>> begin Excerpt
So, wherever their Honours indicate that they have been – having assessed the evidence as they are required to do in accordance with the proviso, they then specifically state on each occasion that they are satisfied of the possession of the whole. It is in light of that aspect, coupled with the way in which this appeal was run in the Court of Appeal that the court then dealt with the process aspect, as they put it, in the way that they did. In extracting Hughes there is no ignorance of the need to be satisfied that the error had no significance in the context of the trial.
That is no more than a reflection of the actual statutory text itself. There was a debate towards the end of my learned friend’s submissions in relation to trivial errors or matters of that nature in the WA statutory text, the test under (3)(b) which would typically be the second part of the common form provision:
the conviction should be set aside because of a wrong decision on a question of law by the judge –
That is the first aspect of it, and then one goes on to consider substantial miscarriage. So, even under (b), the trivial error is knocked out at that stage and one does not need to go on to consider substantial miscarriage of justice until it is something that may otherwise require the conviction to be set aside. But when they consider Hughes at page 870, line 30, they specifically extract the part of Hughes which talks about:
whether the error in question would, or at least should, have had no significance in determining the verdict that was returned by the trial jury -
That cannot be overlooked, in my submission, in relation to the way in which their Honours then went on to consider both the outcome aspect, as they put it, and the process aspect. My submission is that in relation to paragraphs 206 to 214 in particular which have been the focus of a great deal of the discussion in this case, the pivotal point in relation to the process aspect is in fact paragraph 213, and that is where their Honours make the finding that:
Although there was a misdirection . . . that does not mean that the trial was flawed in such a way as to preclude the application of the proviso -
What then follows is a composite finding, in effect, wrapping up the consideration of the proviso. The submission that the removal of the element of intention was analogous to a failure to leave a defence to a jury was rejected because there was no arguable defence. That, in effect, is a consideration of the nature and effect of the error on this trial.
EDELMAN J: Is it really correct to describe it as a “misdirection” as to an element? One could understand in Krakouer how that is described as a misdirection as to an element because the element is referred to, it is described as a reversal of the onus, but here the only direction is just a direction to take the element out altogether. Is that really a misdirection about the element?
>> end Excerpt
>> begin Extracted information
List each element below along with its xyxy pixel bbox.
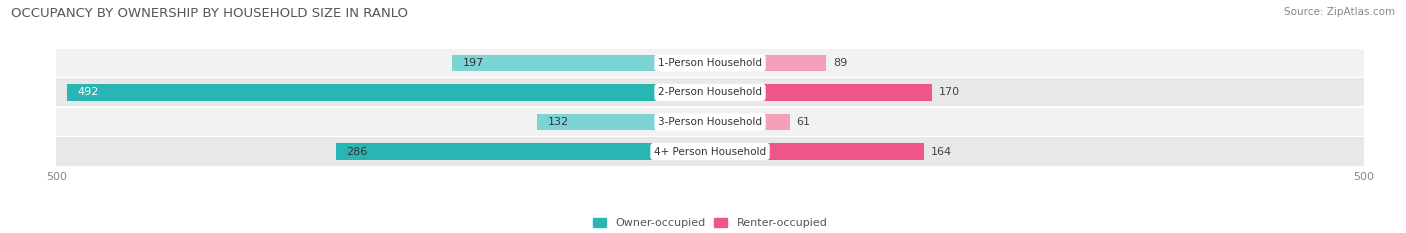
Bar [56, 49, 1364, 77]
Bar [710, 84, 932, 100]
Text: 492: 492 [77, 87, 98, 97]
Text: 164: 164 [931, 147, 952, 157]
Text: 61: 61 [796, 117, 810, 127]
Text: 3-Person Household: 3-Person Household [658, 117, 762, 127]
Text: OCCUPANCY BY OWNERSHIP BY HOUSEHOLD SIZE IN RANLO: OCCUPANCY BY OWNERSHIP BY HOUSEHOLD SIZE… [11, 7, 408, 20]
Bar [453, 55, 710, 71]
Text: Source: ZipAtlas.com: Source: ZipAtlas.com [1284, 7, 1395, 17]
Text: 2-Person Household: 2-Person Household [658, 87, 762, 97]
Text: 197: 197 [463, 58, 484, 68]
Text: 286: 286 [346, 147, 368, 157]
Text: 89: 89 [832, 58, 848, 68]
Bar [56, 137, 1364, 165]
Bar [710, 114, 790, 130]
Bar [336, 143, 710, 160]
Bar [710, 55, 827, 71]
Bar [710, 143, 925, 160]
Text: 170: 170 [939, 87, 960, 97]
Bar [56, 108, 1364, 136]
Text: 1-Person Household: 1-Person Household [658, 58, 762, 68]
Legend: Owner-occupied, Renter-occupied: Owner-occupied, Renter-occupied [588, 213, 832, 233]
Text: 4+ Person Household: 4+ Person Household [654, 147, 766, 157]
Text: 132: 132 [548, 117, 569, 127]
Bar [66, 84, 710, 100]
Bar [56, 78, 1364, 106]
Bar [537, 114, 710, 130]
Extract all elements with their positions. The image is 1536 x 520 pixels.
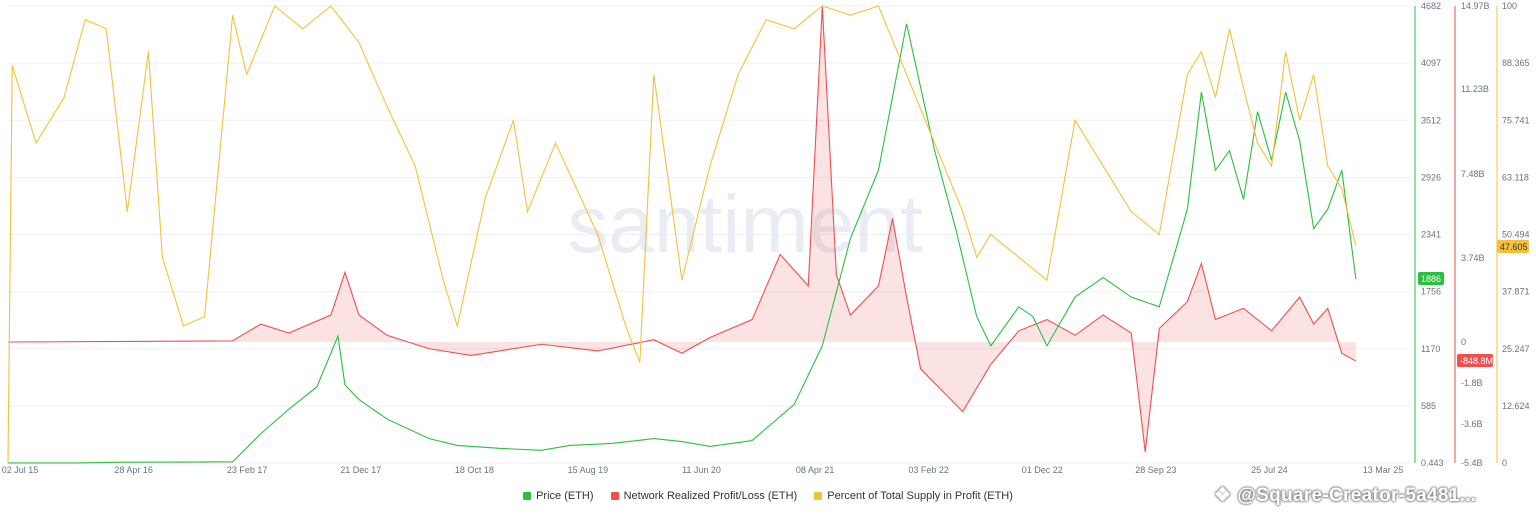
legend-swatch-pnl (610, 492, 619, 500)
profit-pct-tick-label: 75.741 (1502, 115, 1530, 125)
legend-swatch-price (523, 492, 532, 500)
x-tick-label: 03 Feb 22 (908, 465, 949, 475)
pnl-tick-label: 14.97B (1461, 1, 1490, 11)
pnl-tick-label: 0 (1461, 337, 1466, 347)
profit-pct-tick-label: 100 (1502, 1, 1517, 11)
legend-item-pnl[interactable]: Network Realized Profit/Loss (ETH) (610, 490, 798, 502)
legend-item-profit-pct[interactable]: Percent of Total Supply in Profit (ETH) (814, 490, 1013, 502)
pnl-tick-label: -3.6B (1461, 419, 1483, 429)
price-tick-label: 2926 (1421, 172, 1441, 182)
pnl-tick-label: -1.8B (1461, 378, 1483, 388)
pnl-area (8, 6, 1356, 452)
pnl-tick-label: -5.4B (1461, 458, 1483, 468)
price-tick-label: 3512 (1421, 115, 1441, 125)
x-tick-label: 21 Dec 17 (340, 465, 381, 475)
x-tick-label: 08 Apr 21 (796, 465, 835, 475)
x-tick-label: 28 Sep 23 (1135, 465, 1176, 475)
pnl-tick-label: 11.23B (1461, 84, 1489, 94)
legend-label-pnl: Network Realized Profit/Loss (ETH) (623, 490, 798, 502)
creator-watermark: ❖ @Square-Creator-5a481... (1214, 484, 1476, 507)
pnl-series-line (7, 5, 1357, 453)
price-tick-label: 1756 (1421, 287, 1441, 297)
legend-swatch-profit-pct (814, 492, 823, 500)
profit-pct-tick-label: 12.624 (1502, 401, 1530, 411)
creator-handle: @Square-Creator-5a481... (1237, 485, 1477, 506)
santiment-watermark: santiment (567, 179, 923, 270)
x-tick-label: 23 Feb 17 (227, 465, 268, 475)
price-tick-label: 0.443 (1421, 458, 1444, 468)
price-tick-label: 585 (1421, 401, 1436, 411)
profit-pct-tick-label: 0 (1502, 458, 1507, 468)
pnl-last-value-badge: -848.8M (1460, 356, 1493, 366)
x-tick-label: 28 Apr 16 (114, 465, 153, 475)
diamond-logo-icon: ❖ (1214, 485, 1232, 506)
pnl-tick-label: 3.74B (1461, 253, 1485, 263)
x-tick-label: 01 Dec 22 (1022, 465, 1063, 475)
price-tick-label: 2341 (1421, 230, 1441, 240)
price-last-value-badge-bg (1418, 272, 1444, 285)
line-chart: santiment 4682 4097 3512 2926 2341 1756 1170 585… (2, 1, 1530, 475)
price-last-value-badge: 1886 (1421, 274, 1441, 284)
x-tick-label: 02 Jul 15 (2, 465, 39, 475)
legend-label-price: Price (ETH) (536, 490, 594, 502)
profit-pct-last-value-badge: 47.605 (1500, 242, 1528, 252)
profit-pct-series-line (7, 5, 1357, 464)
x-tick-label: 13 Mar 25 (1363, 465, 1404, 475)
x-tick-label: 25 Jul 24 (1251, 465, 1288, 475)
price-tick-label: 1170 (1421, 344, 1440, 354)
chart-legend: Price (ETH) Network Realized Profit/Loss… (0, 490, 1536, 503)
x-tick-label: 15 Aug 19 (568, 465, 609, 475)
profit-pct-tick-label: 37.871 (1502, 287, 1530, 297)
legend-label-profit-pct: Percent of Total Supply in Profit (ETH) (827, 490, 1013, 502)
legend-item-price[interactable]: Price (ETH) (523, 490, 594, 502)
price-tick-label: 4682 (1421, 1, 1441, 11)
profit-pct-tick-label: 50.494 (1502, 230, 1530, 240)
pnl-tick-label: 7.48B (1461, 169, 1485, 179)
price-tick-label: 4097 (1421, 58, 1441, 68)
x-tick-label: 11 Jun 20 (682, 465, 721, 475)
profit-pct-tick-label: 88.365 (1502, 58, 1530, 68)
price-series-line (8, 23, 1357, 464)
profit-pct-last-value-badge-bg (1497, 240, 1529, 253)
pnl-last-value-badge-bg (1457, 354, 1493, 367)
x-tick-label: 18 Oct 18 (455, 465, 494, 475)
profit-pct-tick-label: 63.118 (1502, 172, 1529, 182)
profit-pct-tick-label: 25.247 (1502, 344, 1530, 354)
>> end Extracted information
## Set problem A
Reproduce verbatim the stretch of the transcript on the proviso from "So, wherever their" through "of the trial.".
## Set problem B
Decide whether each statement below agrees with the transcript on the proviso, answering yes or no and quoting the deciding words: (i) The speaker treats paragraph 213 as the pivotal point on the process aspect. (ii) The submission that removing the element of intention was analogous to a failure to leave a defence to a jury was accepted. (iii) The Court of Appeal considered Hughes at page 870, line 30.
## Set problem C
Pick up the transcript on the proviso after its final sentence and write what comes next.

## Exercise result A
So, wherever their Honours indicate that they have been – having assessed the evidence as they are required to do in accordance with the proviso, they then specifically state on each occasion that they are satisfied of the possession of the whole. It is in light of that aspect, coupled with the way in which this appeal was run in the Court of Appeal that the court then dealt with the process aspect, as they put it, in the way that they did. In extracting Hughes there is no ignorance of the need to be satisfied that the error had no significance in the context of the trial.

## Exercise result B
(i) Yes: "the pivotal point in relation to the process aspect is in fact paragraph 213".
(ii) No: "was rejected because there was no arguable defence".
(iii) Yes: "when they consider Hughes at page 870, line 30".

## Exercise result C
MS FORRESTER: There are varying ways, I accept, of describing it. It can only be a misdirection in the context of this case. The jury were directed they had to find that element beyond reasonable doubt but then were told that they could give it a tick, and they were of course given the jury aide which did not say give it a tick but at the time that they were told that they had the jury aide so one assumes that in the ordinary course that would be what they did, but it can only be a misdirection.
I accept that it could also be seen as taking an element, in effect, away from the jury. But in the context of a case where that element was never an issue and had never been an issue before the first trial, first appeal, second trial, second appeal there does seem to be – well, there is validity, in my submission, with the finding of their Honours that it was not such a fundamental flaw in this case.
BELL J: You have put against you that the case bears an analogy to Handlen where the judge and the parties all proceeded without an appreciation of criminal responsibility as defined under the Criminal Code of the Commonwealth. Here, you have the judge and the Crown and the defence counsel all proceeding on an assumption that the fourth element was the subject of a statutory presumption. How do you distinguish ‑ ‑ ‑
MS FORRESTER: In Handlen – and Handlen is not the only case where this happened and, to some extent, Quartermaine is also the same sort of case – the offence of which the accused was convicted was not an offence known to the law in the sense that the pathway that the jury were told they were entitled to take to conviction did not lawfully exist.
BELL J: Yes.
MS FORRESTER: It is different in this case, in my submission, because it was not said to be in issue at all in this particular case. There was no evidence to the effect that it should have been an issue in the context of this case. I know that your Honour Justice Edelman raised the issue as to whether this is a section 6(2) case or a section 6(1) case and, in effect, 6(2) is always the statutory alternative to 6(1) and because the indictment is pleaded as possession with intent to sell or supply, if the jury are not satisfied of that secondary part, then they simply find someone guilty of possession.
So, it is perhaps the way the cases are run rather than the fact that it was directed as a 6(2) case. It is always separated into possession and intention so that the jury can easily find to guilt on the alternative if that were open to them in any given case. As I say, there are many cases that are run on lesser quantities over two grams where the presumption is attempted to be rebutted, sometimes successfully, sometimes not.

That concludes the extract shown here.